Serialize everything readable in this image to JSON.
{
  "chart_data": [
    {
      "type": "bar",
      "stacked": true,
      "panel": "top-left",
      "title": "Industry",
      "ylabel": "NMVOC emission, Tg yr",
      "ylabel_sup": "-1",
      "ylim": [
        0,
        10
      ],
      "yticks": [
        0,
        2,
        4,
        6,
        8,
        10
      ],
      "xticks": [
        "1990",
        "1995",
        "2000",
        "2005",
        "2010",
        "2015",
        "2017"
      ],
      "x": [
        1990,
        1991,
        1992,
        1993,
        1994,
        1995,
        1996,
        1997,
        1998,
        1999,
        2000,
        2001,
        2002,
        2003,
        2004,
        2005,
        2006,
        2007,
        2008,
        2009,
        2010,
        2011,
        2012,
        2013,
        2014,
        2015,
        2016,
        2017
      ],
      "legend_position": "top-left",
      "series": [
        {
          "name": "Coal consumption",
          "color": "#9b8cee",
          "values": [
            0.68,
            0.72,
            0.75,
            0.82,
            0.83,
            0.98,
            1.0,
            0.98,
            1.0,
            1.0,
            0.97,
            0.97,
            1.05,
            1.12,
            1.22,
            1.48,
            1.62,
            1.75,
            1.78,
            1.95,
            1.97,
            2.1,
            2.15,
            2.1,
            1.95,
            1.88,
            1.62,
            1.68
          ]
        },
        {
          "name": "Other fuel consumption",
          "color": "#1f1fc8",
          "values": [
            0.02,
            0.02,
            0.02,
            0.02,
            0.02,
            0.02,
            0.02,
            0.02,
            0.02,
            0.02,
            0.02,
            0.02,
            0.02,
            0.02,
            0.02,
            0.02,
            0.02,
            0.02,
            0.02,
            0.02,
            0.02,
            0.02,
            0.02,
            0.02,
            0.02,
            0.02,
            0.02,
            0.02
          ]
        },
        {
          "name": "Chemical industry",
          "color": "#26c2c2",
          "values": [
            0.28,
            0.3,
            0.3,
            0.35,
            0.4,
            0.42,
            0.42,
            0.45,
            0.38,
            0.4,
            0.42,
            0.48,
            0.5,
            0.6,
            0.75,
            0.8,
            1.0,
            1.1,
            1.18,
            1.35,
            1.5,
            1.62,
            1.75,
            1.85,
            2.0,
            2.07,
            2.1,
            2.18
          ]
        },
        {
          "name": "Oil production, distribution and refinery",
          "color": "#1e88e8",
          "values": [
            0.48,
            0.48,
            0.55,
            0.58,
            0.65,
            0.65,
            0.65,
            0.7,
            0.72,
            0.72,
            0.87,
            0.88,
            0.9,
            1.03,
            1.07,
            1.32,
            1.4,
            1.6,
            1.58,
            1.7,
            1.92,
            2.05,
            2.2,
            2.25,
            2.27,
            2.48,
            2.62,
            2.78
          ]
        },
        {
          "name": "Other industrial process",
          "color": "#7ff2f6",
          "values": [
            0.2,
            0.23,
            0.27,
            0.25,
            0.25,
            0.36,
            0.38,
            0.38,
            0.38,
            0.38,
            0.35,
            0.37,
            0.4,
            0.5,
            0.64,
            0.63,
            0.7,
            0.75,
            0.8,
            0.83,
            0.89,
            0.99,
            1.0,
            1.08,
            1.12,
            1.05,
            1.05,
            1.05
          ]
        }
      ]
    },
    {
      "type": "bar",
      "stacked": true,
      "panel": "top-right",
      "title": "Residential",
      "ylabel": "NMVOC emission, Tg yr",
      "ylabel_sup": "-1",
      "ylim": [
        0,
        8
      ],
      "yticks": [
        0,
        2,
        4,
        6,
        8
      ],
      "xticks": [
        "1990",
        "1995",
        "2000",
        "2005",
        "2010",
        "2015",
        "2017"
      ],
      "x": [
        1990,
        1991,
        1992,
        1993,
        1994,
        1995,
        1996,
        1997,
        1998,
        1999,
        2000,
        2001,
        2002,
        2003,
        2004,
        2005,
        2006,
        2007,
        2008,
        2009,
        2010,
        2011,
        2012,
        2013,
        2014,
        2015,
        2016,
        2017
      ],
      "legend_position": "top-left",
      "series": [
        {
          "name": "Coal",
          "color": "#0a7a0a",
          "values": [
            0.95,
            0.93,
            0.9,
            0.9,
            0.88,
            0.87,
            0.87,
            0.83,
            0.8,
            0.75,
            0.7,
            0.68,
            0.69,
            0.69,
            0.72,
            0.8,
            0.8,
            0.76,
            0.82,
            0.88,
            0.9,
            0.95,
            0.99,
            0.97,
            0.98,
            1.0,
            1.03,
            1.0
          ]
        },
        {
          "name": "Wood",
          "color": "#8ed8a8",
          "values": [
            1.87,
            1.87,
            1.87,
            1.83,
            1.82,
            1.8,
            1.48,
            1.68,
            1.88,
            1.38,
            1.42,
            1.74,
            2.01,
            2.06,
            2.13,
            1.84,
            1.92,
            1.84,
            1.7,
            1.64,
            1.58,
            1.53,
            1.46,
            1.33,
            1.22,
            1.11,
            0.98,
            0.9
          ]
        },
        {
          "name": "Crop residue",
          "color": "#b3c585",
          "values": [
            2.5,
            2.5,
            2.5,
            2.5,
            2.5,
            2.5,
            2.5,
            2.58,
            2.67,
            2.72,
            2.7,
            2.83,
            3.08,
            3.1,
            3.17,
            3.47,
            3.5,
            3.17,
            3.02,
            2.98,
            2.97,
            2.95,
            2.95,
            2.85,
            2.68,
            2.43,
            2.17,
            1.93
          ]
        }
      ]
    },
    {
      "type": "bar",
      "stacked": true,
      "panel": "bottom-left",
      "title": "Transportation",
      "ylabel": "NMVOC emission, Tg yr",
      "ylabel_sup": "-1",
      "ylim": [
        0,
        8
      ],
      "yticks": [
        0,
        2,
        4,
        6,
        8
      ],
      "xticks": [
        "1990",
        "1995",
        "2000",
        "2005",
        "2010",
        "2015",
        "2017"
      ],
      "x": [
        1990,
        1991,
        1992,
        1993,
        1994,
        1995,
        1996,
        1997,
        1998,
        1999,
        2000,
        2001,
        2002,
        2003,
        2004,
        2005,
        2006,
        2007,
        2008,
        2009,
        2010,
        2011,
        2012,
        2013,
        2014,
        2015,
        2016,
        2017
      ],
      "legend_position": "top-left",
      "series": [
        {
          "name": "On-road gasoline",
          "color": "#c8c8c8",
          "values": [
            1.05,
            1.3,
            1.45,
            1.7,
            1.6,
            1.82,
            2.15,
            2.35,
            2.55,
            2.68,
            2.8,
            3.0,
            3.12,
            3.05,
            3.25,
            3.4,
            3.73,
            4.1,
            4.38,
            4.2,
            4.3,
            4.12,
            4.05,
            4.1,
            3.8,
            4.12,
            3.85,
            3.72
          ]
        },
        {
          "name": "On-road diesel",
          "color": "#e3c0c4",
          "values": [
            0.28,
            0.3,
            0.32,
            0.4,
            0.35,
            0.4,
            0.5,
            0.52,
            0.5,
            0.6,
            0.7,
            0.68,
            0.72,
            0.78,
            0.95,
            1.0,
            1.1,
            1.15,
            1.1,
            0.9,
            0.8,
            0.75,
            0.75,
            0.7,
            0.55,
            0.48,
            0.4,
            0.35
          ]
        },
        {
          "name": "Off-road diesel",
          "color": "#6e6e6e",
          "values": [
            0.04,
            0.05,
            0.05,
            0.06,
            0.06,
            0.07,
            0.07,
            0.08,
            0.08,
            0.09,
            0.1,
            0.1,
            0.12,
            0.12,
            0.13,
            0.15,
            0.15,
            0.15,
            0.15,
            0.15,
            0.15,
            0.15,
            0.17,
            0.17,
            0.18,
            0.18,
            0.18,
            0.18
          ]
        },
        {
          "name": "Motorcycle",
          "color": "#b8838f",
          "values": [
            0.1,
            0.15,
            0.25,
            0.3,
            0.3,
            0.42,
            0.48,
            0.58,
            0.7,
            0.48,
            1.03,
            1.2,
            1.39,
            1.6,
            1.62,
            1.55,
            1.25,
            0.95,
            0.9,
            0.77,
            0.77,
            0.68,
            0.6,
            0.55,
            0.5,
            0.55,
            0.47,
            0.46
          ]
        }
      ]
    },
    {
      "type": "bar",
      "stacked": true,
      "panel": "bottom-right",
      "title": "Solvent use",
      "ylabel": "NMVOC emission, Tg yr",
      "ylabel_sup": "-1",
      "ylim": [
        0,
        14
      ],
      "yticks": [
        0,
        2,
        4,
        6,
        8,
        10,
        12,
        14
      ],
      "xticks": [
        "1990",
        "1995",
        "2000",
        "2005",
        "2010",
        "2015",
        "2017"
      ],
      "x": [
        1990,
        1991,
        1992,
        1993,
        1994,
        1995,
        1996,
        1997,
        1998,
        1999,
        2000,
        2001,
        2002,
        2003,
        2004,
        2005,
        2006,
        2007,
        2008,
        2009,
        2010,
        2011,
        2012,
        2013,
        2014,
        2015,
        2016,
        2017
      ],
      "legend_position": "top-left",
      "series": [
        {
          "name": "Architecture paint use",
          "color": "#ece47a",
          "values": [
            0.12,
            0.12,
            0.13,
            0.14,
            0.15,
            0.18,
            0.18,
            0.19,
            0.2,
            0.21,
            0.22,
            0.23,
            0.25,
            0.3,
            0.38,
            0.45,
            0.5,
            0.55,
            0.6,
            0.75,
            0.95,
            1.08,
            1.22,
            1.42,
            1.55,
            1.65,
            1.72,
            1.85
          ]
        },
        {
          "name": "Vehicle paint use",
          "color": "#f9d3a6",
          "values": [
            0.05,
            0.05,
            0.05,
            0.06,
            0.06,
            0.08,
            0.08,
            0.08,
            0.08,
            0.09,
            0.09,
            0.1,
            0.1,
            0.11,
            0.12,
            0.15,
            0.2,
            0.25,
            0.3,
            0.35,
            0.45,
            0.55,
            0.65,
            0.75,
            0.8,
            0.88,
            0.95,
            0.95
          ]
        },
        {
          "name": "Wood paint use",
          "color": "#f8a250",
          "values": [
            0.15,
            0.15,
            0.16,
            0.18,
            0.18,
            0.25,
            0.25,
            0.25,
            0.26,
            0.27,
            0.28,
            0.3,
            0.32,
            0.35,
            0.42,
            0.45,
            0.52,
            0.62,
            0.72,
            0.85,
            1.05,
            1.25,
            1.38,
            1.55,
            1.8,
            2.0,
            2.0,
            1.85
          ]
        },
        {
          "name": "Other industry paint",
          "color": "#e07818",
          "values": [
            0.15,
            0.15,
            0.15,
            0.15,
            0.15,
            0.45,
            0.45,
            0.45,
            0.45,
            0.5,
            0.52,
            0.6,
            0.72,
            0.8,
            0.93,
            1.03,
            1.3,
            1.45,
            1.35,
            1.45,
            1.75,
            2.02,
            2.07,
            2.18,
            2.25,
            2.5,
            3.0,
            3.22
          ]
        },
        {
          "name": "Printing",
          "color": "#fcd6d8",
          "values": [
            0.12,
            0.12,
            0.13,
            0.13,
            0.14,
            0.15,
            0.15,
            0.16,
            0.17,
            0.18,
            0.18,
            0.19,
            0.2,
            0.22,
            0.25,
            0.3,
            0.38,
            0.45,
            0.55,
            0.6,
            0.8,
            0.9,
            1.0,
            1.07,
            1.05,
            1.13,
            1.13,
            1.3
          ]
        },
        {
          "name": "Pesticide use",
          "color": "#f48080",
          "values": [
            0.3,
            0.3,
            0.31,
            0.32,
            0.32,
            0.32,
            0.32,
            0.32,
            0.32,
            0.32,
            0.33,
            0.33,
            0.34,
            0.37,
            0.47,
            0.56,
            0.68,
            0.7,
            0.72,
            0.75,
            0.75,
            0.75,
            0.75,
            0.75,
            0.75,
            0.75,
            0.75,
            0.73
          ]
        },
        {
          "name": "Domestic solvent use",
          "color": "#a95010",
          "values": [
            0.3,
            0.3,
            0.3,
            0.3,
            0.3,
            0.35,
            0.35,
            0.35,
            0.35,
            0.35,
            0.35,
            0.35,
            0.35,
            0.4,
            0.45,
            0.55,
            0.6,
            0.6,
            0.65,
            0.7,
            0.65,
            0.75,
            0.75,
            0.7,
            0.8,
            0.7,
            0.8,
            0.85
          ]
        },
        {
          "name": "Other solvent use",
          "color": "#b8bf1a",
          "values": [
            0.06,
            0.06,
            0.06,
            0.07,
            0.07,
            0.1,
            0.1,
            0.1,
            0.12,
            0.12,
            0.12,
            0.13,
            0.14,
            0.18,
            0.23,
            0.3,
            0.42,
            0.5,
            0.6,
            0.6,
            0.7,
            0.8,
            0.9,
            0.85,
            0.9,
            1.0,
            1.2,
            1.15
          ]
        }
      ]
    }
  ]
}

+===+

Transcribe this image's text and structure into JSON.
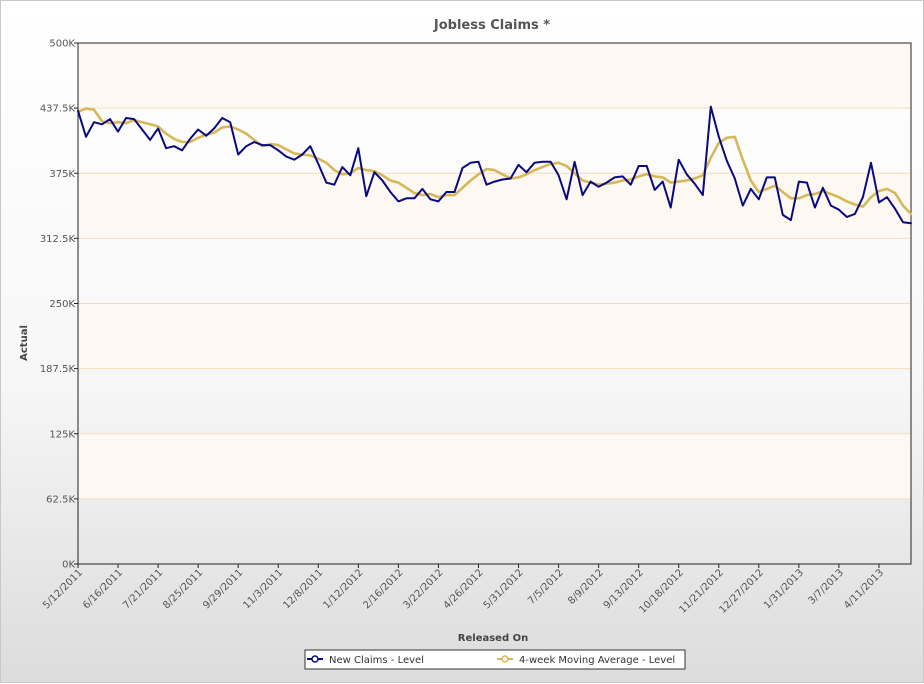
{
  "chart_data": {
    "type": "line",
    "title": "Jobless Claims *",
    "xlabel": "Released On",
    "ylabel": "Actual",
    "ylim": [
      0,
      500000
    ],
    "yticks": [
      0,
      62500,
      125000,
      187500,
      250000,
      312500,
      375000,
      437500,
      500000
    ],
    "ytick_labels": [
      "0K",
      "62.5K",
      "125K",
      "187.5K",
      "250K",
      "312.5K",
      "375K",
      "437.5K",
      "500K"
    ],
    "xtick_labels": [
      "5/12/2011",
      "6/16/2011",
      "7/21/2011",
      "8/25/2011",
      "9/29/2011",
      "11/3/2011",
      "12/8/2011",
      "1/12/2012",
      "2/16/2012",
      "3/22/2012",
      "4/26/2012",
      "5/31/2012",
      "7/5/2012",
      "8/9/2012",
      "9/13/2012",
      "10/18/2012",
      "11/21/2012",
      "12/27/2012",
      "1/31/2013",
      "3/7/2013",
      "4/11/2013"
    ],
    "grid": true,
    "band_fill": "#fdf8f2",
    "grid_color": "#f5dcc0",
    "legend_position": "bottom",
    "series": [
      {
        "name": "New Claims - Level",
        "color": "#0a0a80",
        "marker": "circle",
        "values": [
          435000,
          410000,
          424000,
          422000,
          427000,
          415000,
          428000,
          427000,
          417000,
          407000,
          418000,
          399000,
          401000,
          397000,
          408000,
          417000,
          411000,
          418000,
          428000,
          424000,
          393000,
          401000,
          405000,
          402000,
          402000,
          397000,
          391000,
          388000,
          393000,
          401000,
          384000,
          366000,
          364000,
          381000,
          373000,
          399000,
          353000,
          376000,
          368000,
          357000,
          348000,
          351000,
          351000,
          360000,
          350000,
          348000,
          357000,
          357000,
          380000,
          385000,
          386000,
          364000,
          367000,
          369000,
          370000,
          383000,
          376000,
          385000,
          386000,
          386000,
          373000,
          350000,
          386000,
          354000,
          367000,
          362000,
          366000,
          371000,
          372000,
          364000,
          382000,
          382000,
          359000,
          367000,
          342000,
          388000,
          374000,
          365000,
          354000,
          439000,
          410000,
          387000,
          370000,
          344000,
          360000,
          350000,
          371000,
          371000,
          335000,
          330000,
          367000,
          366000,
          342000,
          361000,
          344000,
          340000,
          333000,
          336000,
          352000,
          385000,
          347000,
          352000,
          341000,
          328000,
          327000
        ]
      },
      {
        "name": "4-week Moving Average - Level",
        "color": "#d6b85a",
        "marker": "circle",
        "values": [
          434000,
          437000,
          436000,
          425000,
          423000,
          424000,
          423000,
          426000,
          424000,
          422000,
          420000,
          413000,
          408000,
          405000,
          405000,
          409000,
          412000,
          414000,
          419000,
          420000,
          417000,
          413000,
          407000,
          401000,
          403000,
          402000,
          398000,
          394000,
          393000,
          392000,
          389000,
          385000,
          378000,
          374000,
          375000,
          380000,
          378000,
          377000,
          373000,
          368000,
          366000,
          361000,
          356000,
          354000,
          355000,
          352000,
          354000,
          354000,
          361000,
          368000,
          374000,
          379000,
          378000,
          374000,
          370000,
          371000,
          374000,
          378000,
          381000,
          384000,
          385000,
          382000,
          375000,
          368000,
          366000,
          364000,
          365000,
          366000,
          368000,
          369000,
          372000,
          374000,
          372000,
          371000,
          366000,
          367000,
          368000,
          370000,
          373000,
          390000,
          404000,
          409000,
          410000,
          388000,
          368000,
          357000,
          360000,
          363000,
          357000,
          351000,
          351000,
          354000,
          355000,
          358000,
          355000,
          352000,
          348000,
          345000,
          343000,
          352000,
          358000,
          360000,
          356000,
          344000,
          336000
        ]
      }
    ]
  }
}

+===+

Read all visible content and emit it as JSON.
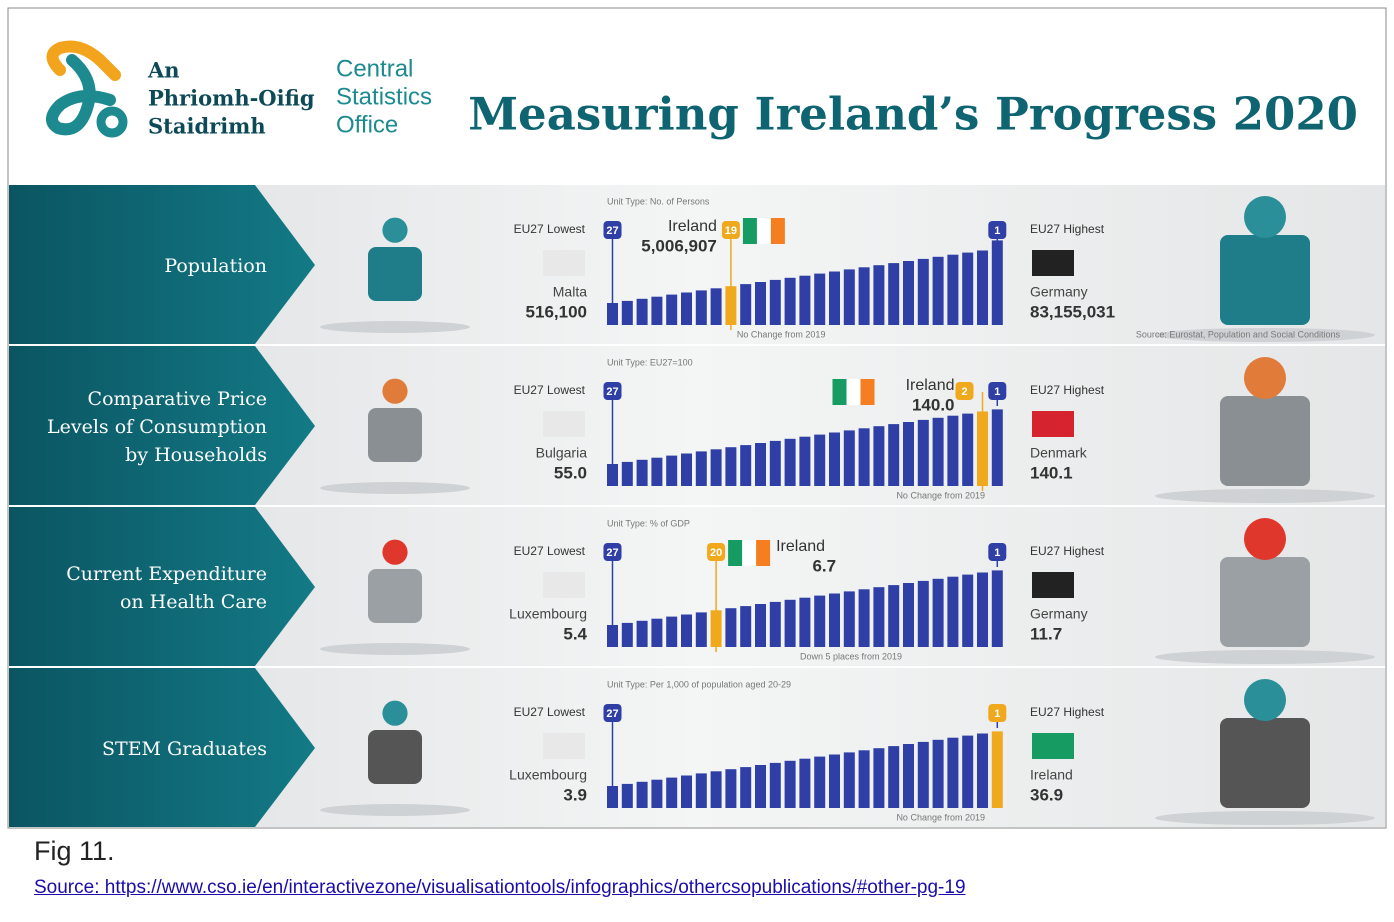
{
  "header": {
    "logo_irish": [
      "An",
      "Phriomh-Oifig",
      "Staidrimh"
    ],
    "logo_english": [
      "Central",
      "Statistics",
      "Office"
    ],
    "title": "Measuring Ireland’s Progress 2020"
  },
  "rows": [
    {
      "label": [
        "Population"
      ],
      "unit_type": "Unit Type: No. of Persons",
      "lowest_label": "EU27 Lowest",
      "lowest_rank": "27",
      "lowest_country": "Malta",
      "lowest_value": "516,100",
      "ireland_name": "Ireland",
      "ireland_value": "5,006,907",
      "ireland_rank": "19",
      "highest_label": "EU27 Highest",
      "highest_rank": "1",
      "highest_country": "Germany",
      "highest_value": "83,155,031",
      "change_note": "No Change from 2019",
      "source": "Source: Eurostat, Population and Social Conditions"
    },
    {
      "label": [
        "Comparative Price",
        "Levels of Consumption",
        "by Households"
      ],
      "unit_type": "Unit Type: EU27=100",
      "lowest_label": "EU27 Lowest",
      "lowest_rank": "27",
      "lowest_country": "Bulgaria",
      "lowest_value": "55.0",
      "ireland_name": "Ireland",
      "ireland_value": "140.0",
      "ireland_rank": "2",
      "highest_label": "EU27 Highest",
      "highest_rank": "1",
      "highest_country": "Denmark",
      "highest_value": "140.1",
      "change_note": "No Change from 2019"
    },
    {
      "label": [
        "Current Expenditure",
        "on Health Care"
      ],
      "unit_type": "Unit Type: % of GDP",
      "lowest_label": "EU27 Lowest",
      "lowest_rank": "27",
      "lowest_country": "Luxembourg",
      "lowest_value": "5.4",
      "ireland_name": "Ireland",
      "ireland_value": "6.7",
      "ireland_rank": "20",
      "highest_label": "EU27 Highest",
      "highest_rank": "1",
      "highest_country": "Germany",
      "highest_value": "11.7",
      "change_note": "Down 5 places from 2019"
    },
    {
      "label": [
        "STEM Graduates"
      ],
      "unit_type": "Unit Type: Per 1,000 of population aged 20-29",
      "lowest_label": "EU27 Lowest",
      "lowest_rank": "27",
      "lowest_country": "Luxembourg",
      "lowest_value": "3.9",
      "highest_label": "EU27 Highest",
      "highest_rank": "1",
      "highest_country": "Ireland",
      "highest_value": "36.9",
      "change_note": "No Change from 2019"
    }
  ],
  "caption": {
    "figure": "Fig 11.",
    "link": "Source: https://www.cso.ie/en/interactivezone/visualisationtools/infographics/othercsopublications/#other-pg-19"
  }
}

+===+

* REQUIRED TASK
Locate and copy each line in the data above that includes the word "title".

* EXERCISE ANSWER
      "title": "Industry",
      "title": "Residential",
      "title": "Transportation",
      "title": "Solvent use",
    "title": "Jobless Claims *",
    "title": "Measuring Ireland’s Progress 2020"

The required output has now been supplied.